> TASK TO CARRY OUT
Return every one of the lines below verbatim, with nothing altered, added or left out.

A block of data
▬▬▬
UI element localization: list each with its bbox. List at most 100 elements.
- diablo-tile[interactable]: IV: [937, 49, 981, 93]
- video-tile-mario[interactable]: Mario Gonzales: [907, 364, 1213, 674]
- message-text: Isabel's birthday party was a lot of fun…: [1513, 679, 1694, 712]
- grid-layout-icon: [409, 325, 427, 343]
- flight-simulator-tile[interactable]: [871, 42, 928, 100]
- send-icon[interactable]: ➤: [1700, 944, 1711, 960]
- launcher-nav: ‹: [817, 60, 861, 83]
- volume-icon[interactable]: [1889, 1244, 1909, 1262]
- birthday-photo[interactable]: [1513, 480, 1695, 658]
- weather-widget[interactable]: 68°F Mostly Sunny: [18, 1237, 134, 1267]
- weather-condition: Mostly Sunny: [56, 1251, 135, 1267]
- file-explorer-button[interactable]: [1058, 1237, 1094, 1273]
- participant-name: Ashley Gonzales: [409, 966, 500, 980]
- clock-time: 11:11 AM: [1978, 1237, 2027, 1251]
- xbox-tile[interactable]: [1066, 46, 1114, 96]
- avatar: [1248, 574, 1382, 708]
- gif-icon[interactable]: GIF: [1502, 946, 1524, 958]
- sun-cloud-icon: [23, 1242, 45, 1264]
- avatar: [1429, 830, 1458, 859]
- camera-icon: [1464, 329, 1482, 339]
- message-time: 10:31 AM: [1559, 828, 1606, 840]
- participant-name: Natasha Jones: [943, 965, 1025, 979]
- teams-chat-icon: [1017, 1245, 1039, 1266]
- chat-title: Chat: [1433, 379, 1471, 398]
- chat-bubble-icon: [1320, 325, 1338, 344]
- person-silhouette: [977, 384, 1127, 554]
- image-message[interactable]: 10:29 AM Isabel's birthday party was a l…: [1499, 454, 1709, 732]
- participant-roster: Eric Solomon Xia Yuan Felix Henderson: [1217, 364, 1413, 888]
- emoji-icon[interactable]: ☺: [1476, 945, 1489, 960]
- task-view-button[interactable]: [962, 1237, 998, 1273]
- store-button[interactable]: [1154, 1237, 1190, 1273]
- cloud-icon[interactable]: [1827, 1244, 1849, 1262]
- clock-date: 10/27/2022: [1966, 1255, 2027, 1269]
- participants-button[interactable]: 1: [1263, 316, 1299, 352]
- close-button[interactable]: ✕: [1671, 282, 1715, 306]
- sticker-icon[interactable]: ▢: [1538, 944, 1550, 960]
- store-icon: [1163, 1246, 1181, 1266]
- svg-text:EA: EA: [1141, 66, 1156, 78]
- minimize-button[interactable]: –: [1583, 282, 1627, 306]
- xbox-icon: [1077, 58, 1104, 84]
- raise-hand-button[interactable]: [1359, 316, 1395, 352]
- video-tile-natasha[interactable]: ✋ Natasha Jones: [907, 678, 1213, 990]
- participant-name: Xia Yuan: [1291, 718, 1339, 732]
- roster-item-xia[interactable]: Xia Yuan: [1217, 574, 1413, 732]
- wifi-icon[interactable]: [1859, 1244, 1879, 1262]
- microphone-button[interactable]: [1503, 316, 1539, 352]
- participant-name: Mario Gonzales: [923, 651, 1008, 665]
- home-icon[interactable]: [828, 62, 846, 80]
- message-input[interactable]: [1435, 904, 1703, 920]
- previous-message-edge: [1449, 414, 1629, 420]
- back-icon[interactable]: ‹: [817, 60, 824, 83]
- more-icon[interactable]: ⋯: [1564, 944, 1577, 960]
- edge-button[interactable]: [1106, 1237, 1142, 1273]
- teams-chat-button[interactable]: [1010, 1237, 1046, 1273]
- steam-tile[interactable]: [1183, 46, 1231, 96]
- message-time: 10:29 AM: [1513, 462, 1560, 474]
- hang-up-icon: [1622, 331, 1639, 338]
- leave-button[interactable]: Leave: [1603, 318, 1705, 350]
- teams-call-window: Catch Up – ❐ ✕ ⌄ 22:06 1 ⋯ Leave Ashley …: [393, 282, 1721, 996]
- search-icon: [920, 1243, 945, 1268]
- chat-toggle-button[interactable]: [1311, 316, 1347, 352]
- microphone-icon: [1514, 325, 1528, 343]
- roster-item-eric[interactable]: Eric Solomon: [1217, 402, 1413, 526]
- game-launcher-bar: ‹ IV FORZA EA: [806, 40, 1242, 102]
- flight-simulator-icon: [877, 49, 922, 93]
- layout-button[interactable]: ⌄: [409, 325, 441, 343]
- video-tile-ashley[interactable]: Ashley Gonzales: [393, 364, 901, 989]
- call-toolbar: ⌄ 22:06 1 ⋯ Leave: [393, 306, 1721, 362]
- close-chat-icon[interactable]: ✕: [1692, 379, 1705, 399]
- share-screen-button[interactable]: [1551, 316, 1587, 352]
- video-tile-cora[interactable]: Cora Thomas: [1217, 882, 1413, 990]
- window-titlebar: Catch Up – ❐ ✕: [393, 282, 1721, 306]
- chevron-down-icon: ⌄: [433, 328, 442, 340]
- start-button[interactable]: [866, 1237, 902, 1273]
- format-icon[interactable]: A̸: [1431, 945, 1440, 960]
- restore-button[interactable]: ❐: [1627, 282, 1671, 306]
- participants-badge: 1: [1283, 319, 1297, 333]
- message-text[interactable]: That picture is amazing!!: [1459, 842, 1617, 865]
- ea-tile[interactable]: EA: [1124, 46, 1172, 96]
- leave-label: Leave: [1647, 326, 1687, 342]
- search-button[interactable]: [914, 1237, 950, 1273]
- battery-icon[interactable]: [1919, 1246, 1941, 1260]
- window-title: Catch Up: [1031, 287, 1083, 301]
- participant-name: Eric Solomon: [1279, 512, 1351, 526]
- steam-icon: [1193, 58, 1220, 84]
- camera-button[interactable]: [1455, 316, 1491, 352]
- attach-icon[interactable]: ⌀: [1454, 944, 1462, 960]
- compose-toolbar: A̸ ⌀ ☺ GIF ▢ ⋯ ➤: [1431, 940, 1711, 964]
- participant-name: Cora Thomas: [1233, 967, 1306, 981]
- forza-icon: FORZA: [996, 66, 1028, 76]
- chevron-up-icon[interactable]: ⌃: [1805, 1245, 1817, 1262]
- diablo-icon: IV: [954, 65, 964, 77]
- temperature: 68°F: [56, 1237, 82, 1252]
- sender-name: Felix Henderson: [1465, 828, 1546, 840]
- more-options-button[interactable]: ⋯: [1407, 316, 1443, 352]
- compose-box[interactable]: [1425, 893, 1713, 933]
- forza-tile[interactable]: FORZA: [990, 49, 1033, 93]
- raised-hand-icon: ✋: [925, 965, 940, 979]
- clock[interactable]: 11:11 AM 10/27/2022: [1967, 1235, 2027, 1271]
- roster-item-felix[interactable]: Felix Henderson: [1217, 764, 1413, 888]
▬▬▬
> RESPONSE FOR THIS EXERCISE
UI element localization: list each with its bbox. List at most 100 elements.
- diablo-tile[interactable]: IV: [937, 49, 981, 93]
- video-tile-mario[interactable]: Mario Gonzales: [907, 364, 1213, 674]
- message-text: Isabel's birthday party was a lot of fun…: [1513, 679, 1694, 712]
- grid-layout-icon: [409, 325, 427, 343]
- flight-simulator-tile[interactable]: [871, 42, 928, 100]
- send-icon[interactable]: ➤: [1700, 944, 1711, 960]
- launcher-nav: ‹: [817, 60, 861, 83]
- volume-icon[interactable]: [1889, 1244, 1909, 1262]
- birthday-photo[interactable]: [1513, 480, 1695, 658]
- weather-widget[interactable]: 68°F Mostly Sunny: [18, 1237, 134, 1267]
- weather-condition: Mostly Sunny: [56, 1251, 135, 1267]
- file-explorer-button[interactable]: [1058, 1237, 1094, 1273]
- participant-name: Ashley Gonzales: [409, 966, 500, 980]
- clock-time: 11:11 AM: [1978, 1237, 2027, 1251]
- xbox-tile[interactable]: [1066, 46, 1114, 96]
- avatar: [1248, 574, 1382, 708]
- gif-icon[interactable]: GIF: [1502, 946, 1524, 958]
- sun-cloud-icon: [23, 1242, 45, 1264]
- avatar: [1429, 830, 1458, 859]
- camera-icon: [1464, 329, 1482, 339]
- message-time: 10:31 AM: [1559, 828, 1606, 840]
- participant-name: Natasha Jones: [943, 965, 1025, 979]
- teams-chat-icon: [1017, 1245, 1039, 1266]
- chat-title: Chat: [1433, 379, 1471, 398]
- chat-bubble-icon: [1320, 325, 1338, 344]
- person-silhouette: [977, 384, 1127, 554]
- image-message[interactable]: 10:29 AM Isabel's birthday party was a l…: [1499, 454, 1709, 732]
- participant-roster: Eric Solomon Xia Yuan Felix Henderson: [1217, 364, 1413, 888]
- emoji-icon[interactable]: ☺: [1476, 945, 1489, 960]
- task-view-button[interactable]: [962, 1237, 998, 1273]
- store-button[interactable]: [1154, 1237, 1190, 1273]
- cloud-icon[interactable]: [1827, 1244, 1849, 1262]
- clock-date: 10/27/2022: [1966, 1255, 2027, 1269]
- participants-button[interactable]: 1: [1263, 316, 1299, 352]
- close-button[interactable]: ✕: [1671, 282, 1715, 306]
- sticker-icon[interactable]: ▢: [1538, 944, 1550, 960]
- store-icon: [1163, 1246, 1181, 1266]
- svg-text:EA: EA: [1141, 66, 1156, 78]
- minimize-button[interactable]: –: [1583, 282, 1627, 306]
- xbox-icon: [1077, 58, 1104, 84]
- raise-hand-button[interactable]: [1359, 316, 1395, 352]
- video-tile-natasha[interactable]: ✋ Natasha Jones: [907, 678, 1213, 990]
- participant-name: Xia Yuan: [1291, 718, 1339, 732]
- roster-item-xia[interactable]: Xia Yuan: [1217, 574, 1413, 732]
- wifi-icon[interactable]: [1859, 1244, 1879, 1262]
- microphone-button[interactable]: [1503, 316, 1539, 352]
- participant-name: Mario Gonzales: [923, 651, 1008, 665]
- home-icon[interactable]: [828, 62, 846, 80]
- message-input[interactable]: [1435, 904, 1703, 920]
- previous-message-edge: [1449, 414, 1629, 420]
- back-icon[interactable]: ‹: [817, 60, 824, 83]
- more-icon[interactable]: ⋯: [1564, 944, 1577, 960]
- edge-button[interactable]: [1106, 1237, 1142, 1273]
- teams-chat-button[interactable]: [1010, 1237, 1046, 1273]
- steam-tile[interactable]: [1183, 46, 1231, 96]
- message-time: 10:29 AM: [1513, 462, 1560, 474]
- hang-up-icon: [1622, 331, 1639, 338]
- leave-button[interactable]: Leave: [1603, 318, 1705, 350]
- teams-call-window: Catch Up – ❐ ✕ ⌄ 22:06 1 ⋯ Leave Ashley …: [393, 282, 1721, 996]
- search-icon: [920, 1243, 945, 1268]
- chat-toggle-button[interactable]: [1311, 316, 1347, 352]
- microphone-icon: [1514, 325, 1528, 343]
- roster-item-eric[interactable]: Eric Solomon: [1217, 402, 1413, 526]
- game-launcher-bar: ‹ IV FORZA EA: [806, 40, 1242, 102]
- flight-simulator-icon: [877, 49, 922, 93]
- layout-button[interactable]: ⌄: [409, 325, 441, 343]
- video-tile-ashley[interactable]: Ashley Gonzales: [393, 364, 901, 989]
- call-toolbar: ⌄ 22:06 1 ⋯ Leave: [393, 306, 1721, 362]
- close-chat-icon[interactable]: ✕: [1692, 379, 1705, 399]
- share-screen-button[interactable]: [1551, 316, 1587, 352]
- video-tile-cora[interactable]: Cora Thomas: [1217, 882, 1413, 990]
- window-titlebar: Catch Up – ❐ ✕: [393, 282, 1721, 306]
- chevron-down-icon: ⌄: [433, 328, 442, 340]
- start-button[interactable]: [866, 1237, 902, 1273]
- format-icon[interactable]: A̸: [1431, 945, 1440, 960]
- restore-button[interactable]: ❐: [1627, 282, 1671, 306]
- participants-badge: 1: [1283, 319, 1297, 333]
- message-text[interactable]: That picture is amazing!!: [1459, 842, 1617, 865]
- ea-tile[interactable]: EA: [1124, 46, 1172, 96]
- leave-label: Leave: [1647, 326, 1687, 342]
- search-button[interactable]: [914, 1237, 950, 1273]
- battery-icon[interactable]: [1919, 1246, 1941, 1260]
- window-title: Catch Up: [1031, 287, 1083, 301]
- participant-name: Eric Solomon: [1279, 512, 1351, 526]
- steam-icon: [1193, 58, 1220, 84]
- camera-button[interactable]: [1455, 316, 1491, 352]
- attach-icon[interactable]: ⌀: [1454, 944, 1462, 960]
- compose-toolbar: A̸ ⌀ ☺ GIF ▢ ⋯ ➤: [1431, 940, 1711, 964]
- participant-name: Cora Thomas: [1233, 967, 1306, 981]
- forza-icon: FORZA: [996, 66, 1028, 76]
- chevron-up-icon[interactable]: ⌃: [1805, 1245, 1817, 1262]
- diablo-icon: IV: [954, 65, 964, 77]
- temperature: 68°F: [56, 1237, 82, 1252]
- sender-name: Felix Henderson: [1465, 828, 1546, 840]
- more-options-button[interactable]: ⋯: [1407, 316, 1443, 352]
- compose-box[interactable]: [1425, 893, 1713, 933]
- forza-tile[interactable]: FORZA: [990, 49, 1033, 93]
- raised-hand-icon: ✋: [925, 965, 940, 979]
- clock[interactable]: 11:11 AM 10/27/2022: [1967, 1235, 2027, 1271]
- roster-item-felix[interactable]: Felix Henderson: [1217, 764, 1413, 888]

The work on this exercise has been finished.